**PROBLEM STATEMENT:** Track down every line below that holds "traces" and copy it.

**DATA FOR PROCESSING:**
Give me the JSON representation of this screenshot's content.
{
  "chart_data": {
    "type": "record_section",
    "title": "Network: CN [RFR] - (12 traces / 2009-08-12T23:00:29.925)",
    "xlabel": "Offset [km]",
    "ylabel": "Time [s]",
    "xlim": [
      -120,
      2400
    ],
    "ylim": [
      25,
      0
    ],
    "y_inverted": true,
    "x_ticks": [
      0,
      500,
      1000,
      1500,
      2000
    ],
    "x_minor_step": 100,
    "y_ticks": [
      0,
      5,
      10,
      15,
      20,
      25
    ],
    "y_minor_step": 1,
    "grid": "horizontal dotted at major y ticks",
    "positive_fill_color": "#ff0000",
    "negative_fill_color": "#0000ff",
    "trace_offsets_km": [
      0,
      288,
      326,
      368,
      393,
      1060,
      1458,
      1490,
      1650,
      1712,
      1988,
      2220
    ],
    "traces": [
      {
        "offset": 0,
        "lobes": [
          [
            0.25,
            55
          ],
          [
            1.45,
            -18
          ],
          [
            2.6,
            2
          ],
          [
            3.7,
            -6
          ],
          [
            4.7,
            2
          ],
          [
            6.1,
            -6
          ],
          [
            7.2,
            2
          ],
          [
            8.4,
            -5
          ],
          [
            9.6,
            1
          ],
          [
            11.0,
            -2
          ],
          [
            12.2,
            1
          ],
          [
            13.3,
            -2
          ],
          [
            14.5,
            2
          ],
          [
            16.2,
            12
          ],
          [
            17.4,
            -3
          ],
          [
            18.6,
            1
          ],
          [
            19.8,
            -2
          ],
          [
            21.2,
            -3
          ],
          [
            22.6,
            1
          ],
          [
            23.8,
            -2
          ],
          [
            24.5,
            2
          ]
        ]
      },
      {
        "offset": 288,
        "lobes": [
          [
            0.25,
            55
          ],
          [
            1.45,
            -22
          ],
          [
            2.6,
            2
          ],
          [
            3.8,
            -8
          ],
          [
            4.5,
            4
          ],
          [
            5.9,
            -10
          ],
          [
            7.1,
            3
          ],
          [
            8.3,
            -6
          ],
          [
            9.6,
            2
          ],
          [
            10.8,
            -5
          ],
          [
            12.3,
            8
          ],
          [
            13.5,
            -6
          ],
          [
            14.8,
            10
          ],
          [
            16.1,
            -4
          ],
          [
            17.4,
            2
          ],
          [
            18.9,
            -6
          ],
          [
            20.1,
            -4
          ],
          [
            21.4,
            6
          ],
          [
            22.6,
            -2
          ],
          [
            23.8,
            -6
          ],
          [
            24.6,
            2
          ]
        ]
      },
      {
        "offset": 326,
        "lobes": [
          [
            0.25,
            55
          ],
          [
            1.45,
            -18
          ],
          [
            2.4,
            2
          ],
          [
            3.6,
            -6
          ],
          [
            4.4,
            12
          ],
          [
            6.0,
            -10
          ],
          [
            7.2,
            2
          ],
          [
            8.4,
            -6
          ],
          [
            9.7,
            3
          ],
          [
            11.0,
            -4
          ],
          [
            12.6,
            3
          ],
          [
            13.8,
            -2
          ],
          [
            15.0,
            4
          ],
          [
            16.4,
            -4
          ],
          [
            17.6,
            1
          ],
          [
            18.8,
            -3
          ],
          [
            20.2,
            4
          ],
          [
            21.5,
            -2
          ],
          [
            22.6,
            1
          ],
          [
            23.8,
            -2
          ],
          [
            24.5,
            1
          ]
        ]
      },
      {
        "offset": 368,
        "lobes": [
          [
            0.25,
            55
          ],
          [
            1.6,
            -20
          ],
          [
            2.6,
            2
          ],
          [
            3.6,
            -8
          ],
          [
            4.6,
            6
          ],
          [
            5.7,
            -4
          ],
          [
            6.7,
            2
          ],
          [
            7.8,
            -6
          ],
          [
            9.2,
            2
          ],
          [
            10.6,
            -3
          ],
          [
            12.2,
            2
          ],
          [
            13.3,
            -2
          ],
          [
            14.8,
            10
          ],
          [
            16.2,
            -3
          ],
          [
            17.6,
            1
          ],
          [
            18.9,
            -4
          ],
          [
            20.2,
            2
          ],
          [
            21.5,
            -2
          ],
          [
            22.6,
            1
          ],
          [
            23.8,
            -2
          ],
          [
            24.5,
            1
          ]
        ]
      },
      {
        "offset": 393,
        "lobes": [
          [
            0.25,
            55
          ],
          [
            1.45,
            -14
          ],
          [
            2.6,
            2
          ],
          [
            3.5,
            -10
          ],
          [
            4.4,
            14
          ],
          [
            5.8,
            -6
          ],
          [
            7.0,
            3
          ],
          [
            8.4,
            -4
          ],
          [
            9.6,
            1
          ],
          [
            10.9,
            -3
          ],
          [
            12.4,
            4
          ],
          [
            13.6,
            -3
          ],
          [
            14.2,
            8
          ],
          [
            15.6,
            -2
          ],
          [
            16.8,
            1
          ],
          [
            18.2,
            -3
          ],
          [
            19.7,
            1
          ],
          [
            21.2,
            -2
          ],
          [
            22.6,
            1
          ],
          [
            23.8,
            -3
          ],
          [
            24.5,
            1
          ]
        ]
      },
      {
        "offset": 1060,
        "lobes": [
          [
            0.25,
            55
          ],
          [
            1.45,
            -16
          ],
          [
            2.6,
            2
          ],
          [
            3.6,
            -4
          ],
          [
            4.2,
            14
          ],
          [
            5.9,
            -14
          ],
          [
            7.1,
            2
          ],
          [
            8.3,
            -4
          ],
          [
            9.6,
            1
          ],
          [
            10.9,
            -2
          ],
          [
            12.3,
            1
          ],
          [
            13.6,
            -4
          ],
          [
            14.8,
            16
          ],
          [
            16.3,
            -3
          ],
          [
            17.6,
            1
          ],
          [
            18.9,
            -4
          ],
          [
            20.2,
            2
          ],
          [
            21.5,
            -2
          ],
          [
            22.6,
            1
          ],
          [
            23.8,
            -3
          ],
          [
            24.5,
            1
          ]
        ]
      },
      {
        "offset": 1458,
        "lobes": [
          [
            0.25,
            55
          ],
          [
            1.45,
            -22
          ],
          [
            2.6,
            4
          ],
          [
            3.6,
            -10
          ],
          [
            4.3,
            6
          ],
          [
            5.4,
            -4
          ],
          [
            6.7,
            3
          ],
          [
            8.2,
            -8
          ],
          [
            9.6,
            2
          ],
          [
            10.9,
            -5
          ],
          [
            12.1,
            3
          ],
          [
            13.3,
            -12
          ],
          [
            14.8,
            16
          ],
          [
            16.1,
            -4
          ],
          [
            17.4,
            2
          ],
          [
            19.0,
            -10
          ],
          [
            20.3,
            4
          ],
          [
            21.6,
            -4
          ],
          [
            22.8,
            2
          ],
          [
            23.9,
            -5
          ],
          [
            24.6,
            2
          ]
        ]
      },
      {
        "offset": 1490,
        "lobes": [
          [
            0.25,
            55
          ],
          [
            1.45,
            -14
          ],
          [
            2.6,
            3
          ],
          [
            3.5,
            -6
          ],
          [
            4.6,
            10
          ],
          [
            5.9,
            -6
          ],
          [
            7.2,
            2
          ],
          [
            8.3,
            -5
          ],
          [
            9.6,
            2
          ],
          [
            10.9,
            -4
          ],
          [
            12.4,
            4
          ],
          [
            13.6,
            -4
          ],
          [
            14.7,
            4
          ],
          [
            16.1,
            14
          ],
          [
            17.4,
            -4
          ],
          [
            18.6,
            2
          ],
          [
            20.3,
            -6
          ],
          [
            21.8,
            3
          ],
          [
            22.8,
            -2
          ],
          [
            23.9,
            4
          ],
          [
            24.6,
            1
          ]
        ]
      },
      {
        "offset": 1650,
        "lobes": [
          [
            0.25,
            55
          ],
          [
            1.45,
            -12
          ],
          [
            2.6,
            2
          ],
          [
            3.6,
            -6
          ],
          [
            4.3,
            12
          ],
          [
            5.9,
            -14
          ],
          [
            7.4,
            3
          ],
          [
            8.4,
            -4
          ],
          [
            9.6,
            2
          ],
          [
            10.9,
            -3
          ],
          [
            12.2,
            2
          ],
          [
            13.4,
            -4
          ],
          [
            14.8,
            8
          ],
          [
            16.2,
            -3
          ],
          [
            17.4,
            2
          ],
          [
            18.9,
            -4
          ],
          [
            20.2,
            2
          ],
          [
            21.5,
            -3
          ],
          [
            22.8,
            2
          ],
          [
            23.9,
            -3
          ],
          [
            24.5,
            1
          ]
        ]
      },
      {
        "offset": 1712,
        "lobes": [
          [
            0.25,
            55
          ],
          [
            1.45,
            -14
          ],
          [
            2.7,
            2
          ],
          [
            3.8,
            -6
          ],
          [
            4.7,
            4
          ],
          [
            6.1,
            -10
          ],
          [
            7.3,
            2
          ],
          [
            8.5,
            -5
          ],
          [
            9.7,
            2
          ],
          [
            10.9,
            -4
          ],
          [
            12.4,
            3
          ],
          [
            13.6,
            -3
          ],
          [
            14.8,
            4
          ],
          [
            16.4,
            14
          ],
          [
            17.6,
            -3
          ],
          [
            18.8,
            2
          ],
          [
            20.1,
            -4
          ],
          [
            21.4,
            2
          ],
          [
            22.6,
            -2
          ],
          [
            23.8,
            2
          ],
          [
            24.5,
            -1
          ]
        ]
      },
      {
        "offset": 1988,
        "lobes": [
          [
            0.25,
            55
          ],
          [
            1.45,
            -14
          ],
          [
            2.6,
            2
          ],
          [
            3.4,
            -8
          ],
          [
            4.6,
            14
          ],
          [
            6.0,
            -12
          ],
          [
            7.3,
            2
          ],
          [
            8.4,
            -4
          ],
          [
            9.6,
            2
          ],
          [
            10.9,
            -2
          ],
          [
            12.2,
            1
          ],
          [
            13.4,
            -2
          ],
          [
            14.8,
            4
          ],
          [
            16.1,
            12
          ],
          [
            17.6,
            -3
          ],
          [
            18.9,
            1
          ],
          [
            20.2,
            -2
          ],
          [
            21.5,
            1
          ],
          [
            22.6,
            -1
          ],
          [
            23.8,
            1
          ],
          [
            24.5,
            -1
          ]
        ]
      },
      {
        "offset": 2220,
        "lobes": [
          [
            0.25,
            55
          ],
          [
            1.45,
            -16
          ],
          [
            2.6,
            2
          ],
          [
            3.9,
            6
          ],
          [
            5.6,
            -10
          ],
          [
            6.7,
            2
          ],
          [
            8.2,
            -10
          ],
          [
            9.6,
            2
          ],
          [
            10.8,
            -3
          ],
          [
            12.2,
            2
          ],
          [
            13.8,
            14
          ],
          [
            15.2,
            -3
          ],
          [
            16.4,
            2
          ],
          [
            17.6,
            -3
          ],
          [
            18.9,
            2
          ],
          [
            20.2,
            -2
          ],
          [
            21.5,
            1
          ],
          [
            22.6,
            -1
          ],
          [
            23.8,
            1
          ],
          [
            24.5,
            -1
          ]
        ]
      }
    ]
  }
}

**FULL ANSWER:**
    "title": "Network: CN [RFR] - (12 traces / 2009-08-12T23:00:29.925)",
    "traces": [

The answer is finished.